→ DIRECTIONS
Pick out each line containing the string "Decode".

→ GIVEN RECORDS
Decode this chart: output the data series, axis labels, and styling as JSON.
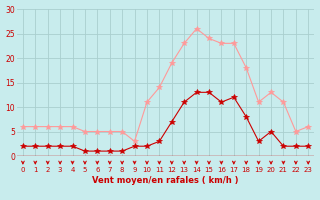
{
  "hours": [
    0,
    1,
    2,
    3,
    4,
    5,
    6,
    7,
    8,
    9,
    10,
    11,
    12,
    13,
    14,
    15,
    16,
    17,
    18,
    19,
    20,
    21,
    22,
    23
  ],
  "wind_avg": [
    2,
    2,
    2,
    2,
    2,
    1,
    1,
    1,
    1,
    2,
    2,
    3,
    7,
    11,
    13,
    13,
    11,
    12,
    8,
    3,
    5,
    2,
    2,
    2
  ],
  "wind_gust": [
    6,
    6,
    6,
    6,
    6,
    5,
    5,
    5,
    5,
    3,
    11,
    14,
    19,
    23,
    26,
    24,
    23,
    23,
    18,
    11,
    13,
    11,
    5,
    6
  ],
  "bg_color": "#c8eced",
  "grid_color": "#aacfcf",
  "line_avg_color": "#cc0000",
  "line_gust_color": "#ff9999",
  "xlabel": "Vent moyen/en rafales ( km/h )",
  "ylim": [
    0,
    30
  ],
  "yticks": [
    0,
    5,
    10,
    15,
    20,
    25,
    30
  ],
  "xlim": [
    -0.5,
    23.5
  ],
  "xlabel_color": "#cc0000",
  "tick_color": "#cc0000",
  "arrow_color": "#cc0000",
  "hline_color": "#cc0000"
}
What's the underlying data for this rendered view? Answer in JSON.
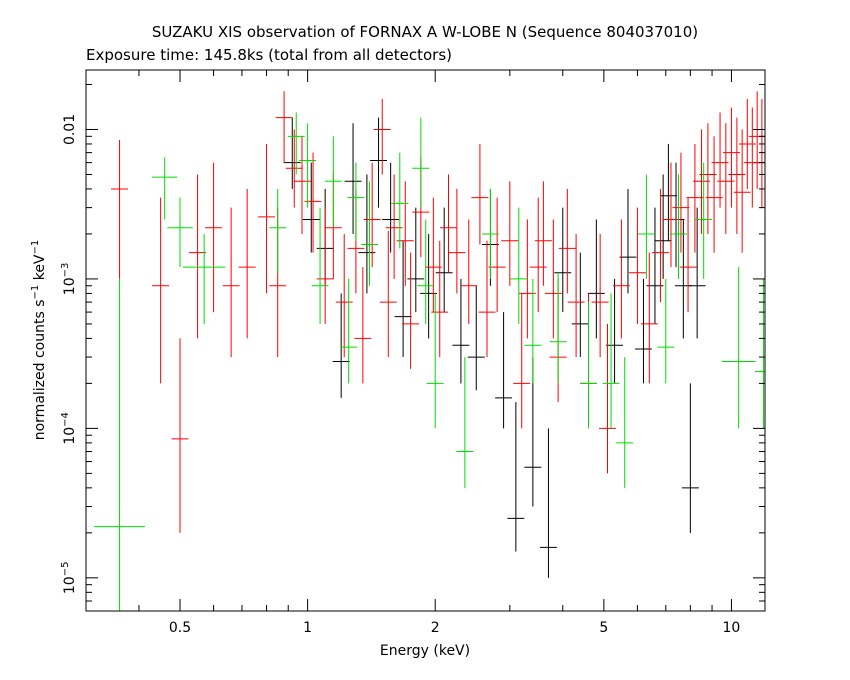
{
  "chart_data": {
    "type": "scatter",
    "title": "SUZAKU XIS observation of FORNAX A W-LOBE N (Sequence 804037010)",
    "subtitle": "Exposure time: 145.8ks (total from all detectors)",
    "xlabel": "Energy (keV)",
    "ylabel": {
      "base": "normalized counts s",
      "exp1": "−1",
      "mid": " keV",
      "exp2": "−1"
    },
    "x_scale": "log",
    "y_scale": "log",
    "xlim": [
      0.3,
      12.0
    ],
    "ylim": [
      6e-06,
      0.025
    ],
    "x_ticks": [
      {
        "value": 0.5,
        "label": "0.5"
      },
      {
        "value": 1,
        "label": "1"
      },
      {
        "value": 2,
        "label": "2"
      },
      {
        "value": 5,
        "label": "5"
      },
      {
        "value": 10,
        "label": "10"
      }
    ],
    "y_ticks": [
      {
        "value": 1e-05,
        "base": "10",
        "exp": "−5"
      },
      {
        "value": 0.0001,
        "base": "10",
        "exp": "−4"
      },
      {
        "value": 0.001,
        "base": "10",
        "exp": "−3"
      },
      {
        "value": 0.01,
        "label": "0.01"
      }
    ],
    "grid": false,
    "series": [
      {
        "color": "#000000",
        "points": [
          [
            0.92,
            0.006,
            0.02,
            0.004,
            0.012
          ],
          [
            1.02,
            0.0025,
            0.02,
            0.0015,
            0.006
          ],
          [
            1.1,
            0.0016,
            0.02,
            0.0009,
            0.004
          ],
          [
            1.2,
            0.00028,
            0.02,
            0.00016,
            0.0008
          ],
          [
            1.28,
            0.0045,
            0.02,
            0.002,
            0.011
          ],
          [
            1.38,
            0.0015,
            0.02,
            0.0008,
            0.005
          ],
          [
            1.47,
            0.0062,
            0.02,
            0.003,
            0.012
          ],
          [
            1.57,
            0.0025,
            0.02,
            0.0015,
            0.006
          ],
          [
            1.68,
            0.00056,
            0.02,
            0.0003,
            0.0018
          ],
          [
            1.8,
            0.001,
            0.02,
            0.0006,
            0.003
          ],
          [
            1.93,
            0.0008,
            0.02,
            0.0004,
            0.002
          ],
          [
            2.1,
            0.0011,
            0.02,
            0.0006,
            0.003
          ],
          [
            2.3,
            0.00036,
            0.02,
            0.0002,
            0.001
          ],
          [
            2.5,
            0.0003,
            0.02,
            0.00018,
            0.0009
          ],
          [
            2.7,
            0.0017,
            0.02,
            0.0009,
            0.004
          ],
          [
            2.9,
            0.00016,
            0.02,
            0.0001,
            0.0006
          ],
          [
            3.1,
            2.5e-05,
            0.02,
            1.5e-05,
            0.00015
          ],
          [
            3.4,
            5.5e-05,
            0.02,
            3e-05,
            0.0003
          ],
          [
            3.7,
            1.6e-05,
            0.02,
            1e-05,
            0.0001
          ],
          [
            4.0,
            0.0011,
            0.02,
            0.0006,
            0.003
          ],
          [
            4.4,
            0.0005,
            0.02,
            0.0003,
            0.0015
          ],
          [
            4.8,
            0.0008,
            0.02,
            0.0004,
            0.0025
          ],
          [
            5.3,
            0.00036,
            0.02,
            0.0002,
            0.001
          ],
          [
            5.7,
            0.0014,
            0.02,
            0.0008,
            0.004
          ],
          [
            6.2,
            0.00034,
            0.02,
            0.0002,
            0.001
          ],
          [
            6.6,
            0.0009,
            0.02,
            0.0005,
            0.003
          ],
          [
            6.9,
            0.0018,
            0.02,
            0.001,
            0.005
          ],
          [
            7.1,
            0.0036,
            0.02,
            0.0018,
            0.008
          ],
          [
            7.4,
            0.0025,
            0.02,
            0.0012,
            0.006
          ],
          [
            7.7,
            0.0009,
            0.02,
            0.0004,
            0.0025
          ],
          [
            8.0,
            4e-05,
            0.02,
            2e-05,
            0.0002
          ],
          [
            8.3,
            0.0009,
            0.02,
            0.0004,
            0.003
          ]
        ]
      },
      {
        "color": "#ff0000",
        "points": [
          [
            0.36,
            0.004,
            0.02,
            0.001,
            0.0085
          ],
          [
            0.45,
            0.0009,
            0.02,
            0.0002,
            0.0035
          ],
          [
            0.5,
            8.5e-05,
            0.02,
            2e-05,
            0.0004
          ],
          [
            0.55,
            0.0015,
            0.02,
            0.0004,
            0.005
          ],
          [
            0.6,
            0.0022,
            0.02,
            0.0006,
            0.006
          ],
          [
            0.66,
            0.0009,
            0.02,
            0.0003,
            0.003
          ],
          [
            0.72,
            0.0012,
            0.02,
            0.0004,
            0.004
          ],
          [
            0.8,
            0.0026,
            0.02,
            0.0008,
            0.008
          ],
          [
            0.85,
            0.0009,
            0.02,
            0.0003,
            0.003
          ],
          [
            0.88,
            0.012,
            0.02,
            0.006,
            0.018
          ],
          [
            0.93,
            0.0055,
            0.02,
            0.003,
            0.01
          ],
          [
            0.97,
            0.0045,
            0.02,
            0.002,
            0.009
          ],
          [
            1.03,
            0.0033,
            0.02,
            0.0015,
            0.007
          ],
          [
            1.1,
            0.001,
            0.02,
            0.0005,
            0.003
          ],
          [
            1.15,
            0.0022,
            0.02,
            0.001,
            0.005
          ],
          [
            1.22,
            0.0007,
            0.02,
            0.0003,
            0.002
          ],
          [
            1.3,
            0.0016,
            0.02,
            0.0008,
            0.004
          ],
          [
            1.35,
            0.0004,
            0.02,
            0.0002,
            0.0012
          ],
          [
            1.42,
            0.0025,
            0.02,
            0.0012,
            0.006
          ],
          [
            1.5,
            0.01,
            0.02,
            0.005,
            0.016
          ],
          [
            1.55,
            0.0007,
            0.02,
            0.0003,
            0.0021
          ],
          [
            1.6,
            0.0022,
            0.02,
            0.001,
            0.005
          ],
          [
            1.7,
            0.0018,
            0.02,
            0.0009,
            0.0045
          ],
          [
            1.75,
            0.0005,
            0.02,
            0.00025,
            0.0015
          ],
          [
            1.85,
            0.0028,
            0.02,
            0.0014,
            0.0065
          ],
          [
            1.98,
            0.0012,
            0.02,
            0.0006,
            0.0035
          ],
          [
            2.05,
            0.0006,
            0.02,
            0.0003,
            0.0018
          ],
          [
            2.15,
            0.0022,
            0.02,
            0.0011,
            0.005
          ],
          [
            2.25,
            0.0015,
            0.02,
            0.0008,
            0.004
          ],
          [
            2.4,
            0.0009,
            0.02,
            0.0005,
            0.0025
          ],
          [
            2.55,
            0.0035,
            0.02,
            0.0017,
            0.008
          ],
          [
            2.65,
            0.0006,
            0.02,
            0.0003,
            0.0018
          ],
          [
            2.8,
            0.0012,
            0.02,
            0.0006,
            0.0035
          ],
          [
            3.0,
            0.0018,
            0.02,
            0.0009,
            0.0045
          ],
          [
            3.2,
            0.0002,
            0.02,
            0.0001,
            0.0008
          ],
          [
            3.3,
            0.0008,
            0.02,
            0.0004,
            0.0025
          ],
          [
            3.5,
            0.0012,
            0.02,
            0.0006,
            0.0035
          ],
          [
            3.6,
            0.0018,
            0.02,
            0.0009,
            0.0045
          ],
          [
            3.8,
            0.0008,
            0.02,
            0.0004,
            0.0025
          ],
          [
            3.9,
            0.0003,
            0.02,
            0.00015,
            0.001
          ],
          [
            4.1,
            0.0016,
            0.02,
            0.0008,
            0.004
          ],
          [
            4.3,
            0.0007,
            0.02,
            0.0003,
            0.002
          ],
          [
            4.6,
            0.0002,
            0.02,
            0.0001,
            0.0008
          ],
          [
            4.9,
            0.0007,
            0.02,
            0.0003,
            0.002
          ],
          [
            5.1,
            0.0001,
            0.02,
            5e-05,
            0.0005
          ],
          [
            5.5,
            0.0009,
            0.02,
            0.0004,
            0.0025
          ],
          [
            6.0,
            0.0011,
            0.02,
            0.0005,
            0.003
          ],
          [
            6.4,
            0.0005,
            0.02,
            0.0002,
            0.0015
          ],
          [
            6.8,
            0.0015,
            0.02,
            0.0007,
            0.004
          ],
          [
            7.2,
            0.0025,
            0.02,
            0.0012,
            0.006
          ],
          [
            7.6,
            0.003,
            0.02,
            0.0015,
            0.007
          ],
          [
            7.9,
            0.0012,
            0.02,
            0.0006,
            0.0035
          ],
          [
            8.2,
            0.0035,
            0.02,
            0.0015,
            0.008
          ],
          [
            8.5,
            0.0045,
            0.02,
            0.002,
            0.01
          ],
          [
            8.8,
            0.005,
            0.02,
            0.002,
            0.011
          ],
          [
            9.1,
            0.0035,
            0.02,
            0.0015,
            0.009
          ],
          [
            9.4,
            0.006,
            0.02,
            0.003,
            0.013
          ],
          [
            9.7,
            0.0045,
            0.02,
            0.002,
            0.011
          ],
          [
            10.0,
            0.007,
            0.02,
            0.003,
            0.014
          ],
          [
            10.3,
            0.005,
            0.02,
            0.002,
            0.012
          ],
          [
            10.6,
            0.0038,
            0.02,
            0.0015,
            0.01
          ],
          [
            10.9,
            0.008,
            0.02,
            0.004,
            0.016
          ],
          [
            11.2,
            0.006,
            0.02,
            0.003,
            0.014
          ],
          [
            11.5,
            0.009,
            0.02,
            0.004,
            0.018
          ],
          [
            11.8,
            0.006,
            0.02,
            0.003,
            0.016
          ]
        ]
      },
      {
        "color": "#00dd00",
        "points": [
          [
            0.36,
            2.2e-05,
            0.06,
            6e-06,
            0.001
          ],
          [
            0.46,
            0.0048,
            0.03,
            0.0025,
            0.0065
          ],
          [
            0.5,
            0.0022,
            0.03,
            0.0012,
            0.0035
          ],
          [
            0.57,
            0.0012,
            0.05,
            0.0005,
            0.002
          ],
          [
            0.85,
            0.0022,
            0.02,
            0.0011,
            0.004
          ],
          [
            0.94,
            0.009,
            0.02,
            0.005,
            0.013
          ],
          [
            1.0,
            0.0062,
            0.02,
            0.003,
            0.011
          ],
          [
            1.07,
            0.0009,
            0.02,
            0.0005,
            0.003
          ],
          [
            1.15,
            0.0045,
            0.02,
            0.0022,
            0.009
          ],
          [
            1.25,
            0.00035,
            0.02,
            0.0002,
            0.001
          ],
          [
            1.3,
            0.0035,
            0.02,
            0.0018,
            0.006
          ],
          [
            1.4,
            0.0017,
            0.02,
            0.0009,
            0.0045
          ],
          [
            1.65,
            0.0032,
            0.02,
            0.0016,
            0.007
          ],
          [
            1.85,
            0.0055,
            0.02,
            0.003,
            0.012
          ],
          [
            1.9,
            0.0009,
            0.02,
            0.0005,
            0.0025
          ],
          [
            2.0,
            0.0002,
            0.02,
            0.0001,
            0.0008
          ],
          [
            2.35,
            7e-05,
            0.02,
            4e-05,
            0.0003
          ],
          [
            2.7,
            0.002,
            0.02,
            0.001,
            0.004
          ],
          [
            3.15,
            0.001,
            0.02,
            0.0005,
            0.003
          ],
          [
            3.4,
            0.00036,
            0.02,
            0.0002,
            0.001
          ],
          [
            3.9,
            0.00038,
            0.02,
            0.0002,
            0.0011
          ],
          [
            4.6,
            0.0002,
            0.02,
            0.0001,
            0.0007
          ],
          [
            5.2,
            0.0002,
            0.02,
            0.0001,
            0.0008
          ],
          [
            5.6,
            8e-05,
            0.02,
            4e-05,
            0.0003
          ],
          [
            6.3,
            0.002,
            0.02,
            0.001,
            0.005
          ],
          [
            7.0,
            0.00035,
            0.02,
            0.0002,
            0.001
          ],
          [
            7.5,
            0.002,
            0.02,
            0.001,
            0.005
          ],
          [
            8.6,
            0.0025,
            0.02,
            0.001,
            0.006
          ],
          [
            10.4,
            0.00028,
            0.04,
            0.0001,
            0.0012
          ],
          [
            11.9,
            0.00024,
            0.02,
            0.0001,
            0.001
          ]
        ]
      }
    ]
  }
}
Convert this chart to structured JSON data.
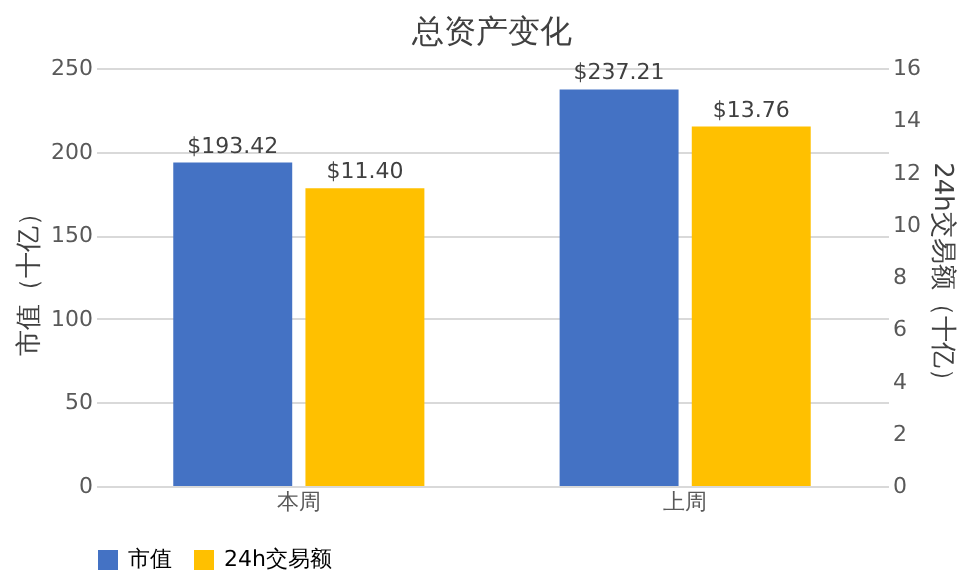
{
  "chart_data": {
    "type": "bar",
    "title": "总资产变化",
    "categories": [
      "本周",
      "上周"
    ],
    "series": [
      {
        "name": "市值",
        "color": "#4472c4",
        "values": [
          193.42,
          237.21
        ],
        "value_labels": [
          "$193.42",
          "$237.21"
        ]
      },
      {
        "name": "24h交易额",
        "color": "#ffc000",
        "values": [
          11.4,
          13.76
        ],
        "value_labels": [
          "$11.40",
          "$13.76"
        ],
        "axis": "y2"
      }
    ],
    "ylabel": "市值（十亿）",
    "y2label": "24h交易额（十亿）",
    "ylim": [
      0,
      250
    ],
    "yticks": [
      0,
      50,
      100,
      150,
      200,
      250
    ],
    "y2lim": [
      0,
      16
    ],
    "y2ticks": [
      0,
      2,
      4,
      6,
      8,
      10,
      12,
      14,
      16
    ],
    "grid": "y",
    "legend": "bottom"
  }
}
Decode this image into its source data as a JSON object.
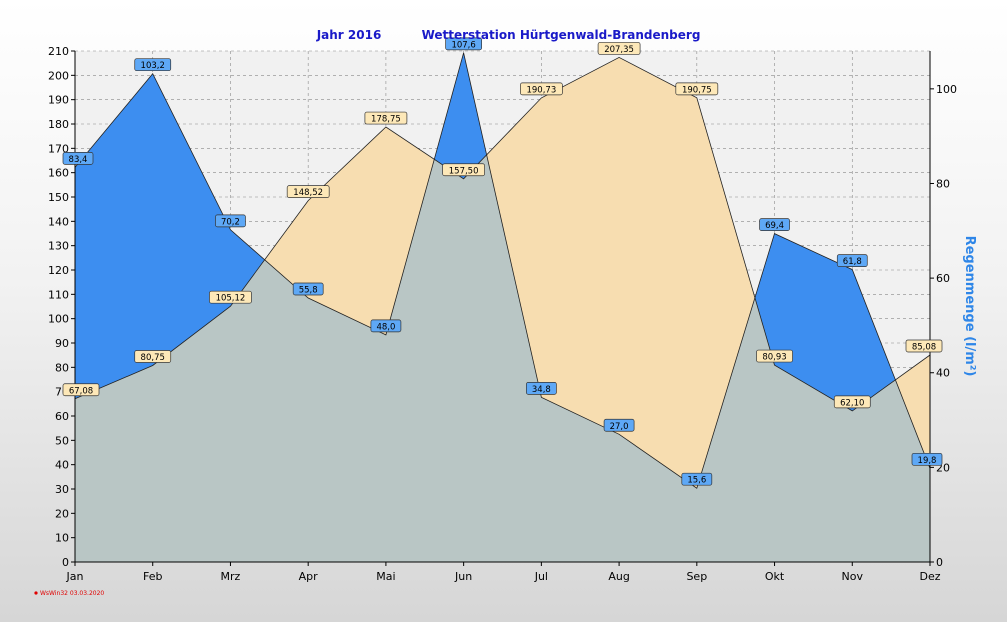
{
  "chart_data": {
    "type": "area",
    "title_year": "Jahr  2016",
    "title_station": "Wetterstation Hürtgenwald-Brandenberg",
    "categories": [
      "Jan",
      "Feb",
      "Mrz",
      "Apr",
      "Mai",
      "Jun",
      "Jul",
      "Aug",
      "Sep",
      "Okt",
      "Nov",
      "Dez"
    ],
    "left_axis": {
      "label": "",
      "range": [
        0,
        210
      ],
      "step": 10
    },
    "right_axis": {
      "label": "Regenmenge  (l/m²)",
      "range": [
        0,
        108
      ],
      "ticks": [
        0,
        20,
        40,
        60,
        80,
        100
      ]
    },
    "series": [
      {
        "axis": "left",
        "fill": "#f7ddb0",
        "label_bg": "#fde8b8",
        "values": [
          67.08,
          80.75,
          105.12,
          148.52,
          178.75,
          157.5,
          190.73,
          207.35,
          190.75,
          80.93,
          62.1,
          85.08
        ],
        "labels": [
          "67,08",
          "80,75",
          "105,12",
          "148,52",
          "178,75",
          "157,50",
          "190,73",
          "207,35",
          "190,75",
          "80,93",
          "62,10",
          "85,08"
        ]
      },
      {
        "axis": "right",
        "fill": "#3d8ef0",
        "label_bg": "#5ea8f6",
        "values": [
          83.4,
          103.2,
          70.2,
          55.8,
          48.0,
          107.6,
          34.8,
          27.0,
          15.6,
          69.4,
          61.8,
          19.8
        ],
        "labels": [
          "83,4",
          "103,2",
          "70,2",
          "55,8",
          "48,0",
          "107,6",
          "34,8",
          "27,0",
          "15,6",
          "69,4",
          "61,8",
          "19,8"
        ]
      }
    ],
    "grid": true,
    "overlap_fill": "#b9c6c5",
    "footer": "WsWin32  03.03.2020"
  }
}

→ COMPLETED EXERCISE
Decode this chart: output the data series, axis labels, and styling as JSON.
Decode this image into its source data as a JSON object.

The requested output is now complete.